■ WHAT TO PRODUCE ■
The data must be returned in full and exactly as given.

■ ENTRIES PROVIDED ■
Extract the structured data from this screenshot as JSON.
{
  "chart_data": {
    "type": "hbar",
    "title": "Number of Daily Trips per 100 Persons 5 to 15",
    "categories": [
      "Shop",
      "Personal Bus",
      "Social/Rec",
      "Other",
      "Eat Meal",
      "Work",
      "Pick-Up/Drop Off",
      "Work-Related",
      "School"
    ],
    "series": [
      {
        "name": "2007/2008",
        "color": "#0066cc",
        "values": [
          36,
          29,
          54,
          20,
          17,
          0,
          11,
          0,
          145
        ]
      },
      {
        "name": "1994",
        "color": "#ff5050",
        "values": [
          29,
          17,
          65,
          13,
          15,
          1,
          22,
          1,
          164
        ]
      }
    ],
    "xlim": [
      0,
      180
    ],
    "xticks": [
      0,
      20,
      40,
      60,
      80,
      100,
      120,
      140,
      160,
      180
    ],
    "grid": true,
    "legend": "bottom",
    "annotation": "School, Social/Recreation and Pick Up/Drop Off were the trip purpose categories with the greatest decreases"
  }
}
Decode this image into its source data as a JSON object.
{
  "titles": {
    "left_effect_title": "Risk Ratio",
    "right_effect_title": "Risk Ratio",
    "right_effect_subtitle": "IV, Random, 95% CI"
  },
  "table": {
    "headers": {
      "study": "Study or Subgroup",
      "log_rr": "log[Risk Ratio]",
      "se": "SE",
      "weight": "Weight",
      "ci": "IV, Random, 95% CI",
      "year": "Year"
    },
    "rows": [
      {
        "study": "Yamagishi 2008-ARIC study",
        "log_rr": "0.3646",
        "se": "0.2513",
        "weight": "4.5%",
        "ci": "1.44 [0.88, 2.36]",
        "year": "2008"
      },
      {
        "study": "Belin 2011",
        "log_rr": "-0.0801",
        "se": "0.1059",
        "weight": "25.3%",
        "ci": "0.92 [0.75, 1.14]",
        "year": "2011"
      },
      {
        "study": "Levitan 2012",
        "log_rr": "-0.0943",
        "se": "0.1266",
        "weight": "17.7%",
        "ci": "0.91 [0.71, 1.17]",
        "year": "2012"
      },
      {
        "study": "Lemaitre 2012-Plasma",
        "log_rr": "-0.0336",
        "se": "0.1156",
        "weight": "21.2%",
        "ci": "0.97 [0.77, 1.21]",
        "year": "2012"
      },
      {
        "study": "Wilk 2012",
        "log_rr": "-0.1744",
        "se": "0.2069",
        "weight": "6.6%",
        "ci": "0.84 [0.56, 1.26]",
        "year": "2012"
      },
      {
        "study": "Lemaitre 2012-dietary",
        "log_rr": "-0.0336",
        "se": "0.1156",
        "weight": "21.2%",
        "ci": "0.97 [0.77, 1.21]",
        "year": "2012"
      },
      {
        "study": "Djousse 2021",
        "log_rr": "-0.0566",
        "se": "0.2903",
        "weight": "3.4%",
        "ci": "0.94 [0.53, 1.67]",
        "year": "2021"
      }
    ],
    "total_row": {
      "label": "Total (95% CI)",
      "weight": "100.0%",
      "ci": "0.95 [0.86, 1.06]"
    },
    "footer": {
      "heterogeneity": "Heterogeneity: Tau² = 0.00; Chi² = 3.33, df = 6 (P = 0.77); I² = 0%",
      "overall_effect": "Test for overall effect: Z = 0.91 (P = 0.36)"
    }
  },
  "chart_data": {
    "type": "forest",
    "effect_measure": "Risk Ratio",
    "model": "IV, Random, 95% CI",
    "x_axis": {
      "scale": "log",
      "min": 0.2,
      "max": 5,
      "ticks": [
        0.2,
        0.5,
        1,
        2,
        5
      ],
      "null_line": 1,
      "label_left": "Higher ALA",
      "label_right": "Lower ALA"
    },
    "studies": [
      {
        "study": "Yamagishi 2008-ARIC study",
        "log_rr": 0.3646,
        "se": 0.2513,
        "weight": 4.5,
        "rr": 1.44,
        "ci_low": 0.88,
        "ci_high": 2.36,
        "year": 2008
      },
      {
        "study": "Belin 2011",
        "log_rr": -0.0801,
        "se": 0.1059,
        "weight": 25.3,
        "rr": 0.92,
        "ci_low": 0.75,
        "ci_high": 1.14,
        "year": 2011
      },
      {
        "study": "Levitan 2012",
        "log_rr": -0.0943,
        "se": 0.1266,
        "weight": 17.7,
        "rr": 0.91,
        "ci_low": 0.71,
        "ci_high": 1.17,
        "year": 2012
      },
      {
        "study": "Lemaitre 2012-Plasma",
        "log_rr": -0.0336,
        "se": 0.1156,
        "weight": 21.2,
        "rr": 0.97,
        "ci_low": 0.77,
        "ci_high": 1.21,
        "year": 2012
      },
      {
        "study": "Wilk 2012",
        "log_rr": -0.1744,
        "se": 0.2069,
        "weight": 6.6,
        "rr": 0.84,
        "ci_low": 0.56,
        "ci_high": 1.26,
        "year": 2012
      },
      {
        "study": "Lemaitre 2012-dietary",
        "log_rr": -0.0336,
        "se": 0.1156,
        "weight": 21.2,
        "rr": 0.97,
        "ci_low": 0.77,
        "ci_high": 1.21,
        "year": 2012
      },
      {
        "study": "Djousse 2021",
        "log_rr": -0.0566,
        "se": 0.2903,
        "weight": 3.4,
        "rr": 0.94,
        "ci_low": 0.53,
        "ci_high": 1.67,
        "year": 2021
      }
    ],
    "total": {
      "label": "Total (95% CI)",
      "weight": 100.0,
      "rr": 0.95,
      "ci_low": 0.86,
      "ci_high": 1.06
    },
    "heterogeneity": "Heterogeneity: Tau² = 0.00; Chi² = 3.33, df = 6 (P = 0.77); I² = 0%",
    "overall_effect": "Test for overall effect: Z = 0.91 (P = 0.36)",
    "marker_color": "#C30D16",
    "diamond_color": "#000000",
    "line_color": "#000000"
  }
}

■ PROBLEM SOLUTION ■
Extract the structured data from this screenshot as JSON.
{
  "chart_data": {
    "type": "hbar",
    "title": "Number of Daily Trips per 100 Persons 5 to 15",
    "categories": [
      "Shop",
      "Personal Bus",
      "Social/Rec",
      "Other",
      "Eat Meal",
      "Work",
      "Pick-Up/Drop Off",
      "Work-Related",
      "School"
    ],
    "series": [
      {
        "name": "2007/2008",
        "color": "#0066cc",
        "values": [
          36,
          29,
          54,
          20,
          17,
          0,
          11,
          0,
          145
        ]
      },
      {
        "name": "1994",
        "color": "#ff5050",
        "values": [
          29,
          17,
          65,
          13,
          15,
          1,
          22,
          1,
          164
        ]
      }
    ],
    "xlim": [
      0,
      180
    ],
    "xticks": [
      0,
      20,
      40,
      60,
      80,
      100,
      120,
      140,
      160,
      180
    ],
    "grid": true,
    "legend": "bottom",
    "annotation": "School, Social/Recreation and Pick Up/Drop Off were the trip purpose categories with the greatest decreases"
  }
}
Decode this image into its source data as a JSON object.
{
  "titles": {
    "left_effect_title": "Risk Ratio",
    "right_effect_title": "Risk Ratio",
    "right_effect_subtitle": "IV, Random, 95% CI"
  },
  "table": {
    "headers": {
      "study": "Study or Subgroup",
      "log_rr": "log[Risk Ratio]",
      "se": "SE",
      "weight": "Weight",
      "ci": "IV, Random, 95% CI",
      "year": "Year"
    },
    "rows": [
      {
        "study": "Yamagishi 2008-ARIC study",
        "log_rr": "0.3646",
        "se": "0.2513",
        "weight": "4.5%",
        "ci": "1.44 [0.88, 2.36]",
        "year": "2008"
      },
      {
        "study": "Belin 2011",
        "log_rr": "-0.0801",
        "se": "0.1059",
        "weight": "25.3%",
        "ci": "0.92 [0.75, 1.14]",
        "year": "2011"
      },
      {
        "study": "Levitan 2012",
        "log_rr": "-0.0943",
        "se": "0.1266",
        "weight": "17.7%",
        "ci": "0.91 [0.71, 1.17]",
        "year": "2012"
      },
      {
        "study": "Lemaitre 2012-Plasma",
        "log_rr": "-0.0336",
        "se": "0.1156",
        "weight": "21.2%",
        "ci": "0.97 [0.77, 1.21]",
        "year": "2012"
      },
      {
        "study": "Wilk 2012",
        "log_rr": "-0.1744",
        "se": "0.2069",
        "weight": "6.6%",
        "ci": "0.84 [0.56, 1.26]",
        "year": "2012"
      },
      {
        "study": "Lemaitre 2012-dietary",
        "log_rr": "-0.0336",
        "se": "0.1156",
        "weight": "21.2%",
        "ci": "0.97 [0.77, 1.21]",
        "year": "2012"
      },
      {
        "study": "Djousse 2021",
        "log_rr": "-0.0566",
        "se": "0.2903",
        "weight": "3.4%",
        "ci": "0.94 [0.53, 1.67]",
        "year": "2021"
      }
    ],
    "total_row": {
      "label": "Total (95% CI)",
      "weight": "100.0%",
      "ci": "0.95 [0.86, 1.06]"
    },
    "footer": {
      "heterogeneity": "Heterogeneity: Tau² = 0.00; Chi² = 3.33, df = 6 (P = 0.77); I² = 0%",
      "overall_effect": "Test for overall effect: Z = 0.91 (P = 0.36)"
    }
  },
  "chart_data": {
    "type": "forest",
    "effect_measure": "Risk Ratio",
    "model": "IV, Random, 95% CI",
    "x_axis": {
      "scale": "log",
      "min": 0.2,
      "max": 5,
      "ticks": [
        0.2,
        0.5,
        1,
        2,
        5
      ],
      "null_line": 1,
      "label_left": "Higher ALA",
      "label_right": "Lower ALA"
    },
    "studies": [
      {
        "study": "Yamagishi 2008-ARIC study",
        "log_rr": 0.3646,
        "se": 0.2513,
        "weight": 4.5,
        "rr": 1.44,
        "ci_low": 0.88,
        "ci_high": 2.36,
        "year": 2008
      },
      {
        "study": "Belin 2011",
        "log_rr": -0.0801,
        "se": 0.1059,
        "weight": 25.3,
        "rr": 0.92,
        "ci_low": 0.75,
        "ci_high": 1.14,
        "year": 2011
      },
      {
        "study": "Levitan 2012",
        "log_rr": -0.0943,
        "se": 0.1266,
        "weight": 17.7,
        "rr": 0.91,
        "ci_low": 0.71,
        "ci_high": 1.17,
        "year": 2012
      },
      {
        "study": "Lemaitre 2012-Plasma",
        "log_rr": -0.0336,
        "se": 0.1156,
        "weight": 21.2,
        "rr": 0.97,
        "ci_low": 0.77,
        "ci_high": 1.21,
        "year": 2012
      },
      {
        "study": "Wilk 2012",
        "log_rr": -0.1744,
        "se": 0.2069,
        "weight": 6.6,
        "rr": 0.84,
        "ci_low": 0.56,
        "ci_high": 1.26,
        "year": 2012
      },
      {
        "study": "Lemaitre 2012-dietary",
        "log_rr": -0.0336,
        "se": 0.1156,
        "weight": 21.2,
        "rr": 0.97,
        "ci_low": 0.77,
        "ci_high": 1.21,
        "year": 2012
      },
      {
        "study": "Djousse 2021",
        "log_rr": -0.0566,
        "se": 0.2903,
        "weight": 3.4,
        "rr": 0.94,
        "ci_low": 0.53,
        "ci_high": 1.67,
        "year": 2021
      }
    ],
    "total": {
      "label": "Total (95% CI)",
      "weight": 100.0,
      "rr": 0.95,
      "ci_low": 0.86,
      "ci_high": 1.06
    },
    "heterogeneity": "Heterogeneity: Tau² = 0.00; Chi² = 3.33, df = 6 (P = 0.77); I² = 0%",
    "overall_effect": "Test for overall effect: Z = 0.91 (P = 0.36)",
    "marker_color": "#C30D16",
    "diamond_color": "#000000",
    "line_color": "#000000"
  }
}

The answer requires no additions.